EXTRACTED INFORMATION:
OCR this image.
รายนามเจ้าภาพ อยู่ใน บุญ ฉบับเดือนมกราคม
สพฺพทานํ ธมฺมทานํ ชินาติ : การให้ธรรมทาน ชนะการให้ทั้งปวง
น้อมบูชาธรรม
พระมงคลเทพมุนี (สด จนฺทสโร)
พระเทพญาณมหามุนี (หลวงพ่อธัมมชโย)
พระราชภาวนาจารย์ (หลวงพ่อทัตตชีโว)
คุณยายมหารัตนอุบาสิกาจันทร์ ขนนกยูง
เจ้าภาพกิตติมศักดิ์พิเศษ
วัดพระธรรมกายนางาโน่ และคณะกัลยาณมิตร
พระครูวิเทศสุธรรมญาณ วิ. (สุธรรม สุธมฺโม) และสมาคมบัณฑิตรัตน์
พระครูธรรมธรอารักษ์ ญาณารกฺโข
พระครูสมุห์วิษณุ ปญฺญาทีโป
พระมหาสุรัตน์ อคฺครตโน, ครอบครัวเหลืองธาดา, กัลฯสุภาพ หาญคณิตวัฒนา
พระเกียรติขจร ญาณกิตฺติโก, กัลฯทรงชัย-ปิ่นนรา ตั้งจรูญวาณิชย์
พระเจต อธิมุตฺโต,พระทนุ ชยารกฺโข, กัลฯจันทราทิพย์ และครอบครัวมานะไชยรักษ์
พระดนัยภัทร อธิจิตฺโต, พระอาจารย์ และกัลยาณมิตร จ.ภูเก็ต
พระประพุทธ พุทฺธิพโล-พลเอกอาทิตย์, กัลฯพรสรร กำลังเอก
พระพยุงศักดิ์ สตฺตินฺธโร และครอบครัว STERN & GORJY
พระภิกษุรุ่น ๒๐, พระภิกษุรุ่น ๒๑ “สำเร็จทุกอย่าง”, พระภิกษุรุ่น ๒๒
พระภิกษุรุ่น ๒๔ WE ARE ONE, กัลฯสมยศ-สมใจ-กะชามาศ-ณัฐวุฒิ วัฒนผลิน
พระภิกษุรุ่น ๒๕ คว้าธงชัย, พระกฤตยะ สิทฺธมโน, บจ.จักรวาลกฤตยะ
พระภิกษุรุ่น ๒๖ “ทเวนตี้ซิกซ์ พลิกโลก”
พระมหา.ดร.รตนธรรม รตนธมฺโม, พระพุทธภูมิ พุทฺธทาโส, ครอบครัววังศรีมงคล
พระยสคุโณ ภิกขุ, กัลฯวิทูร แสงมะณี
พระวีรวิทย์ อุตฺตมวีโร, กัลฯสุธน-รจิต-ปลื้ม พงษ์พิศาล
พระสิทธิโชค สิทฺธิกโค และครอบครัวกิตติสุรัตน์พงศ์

WHAT TO PRODUCE:
Among the entries above, how many lines include the word "ลยาณม"? Reply with the number only.

CORRECT RESULT:
2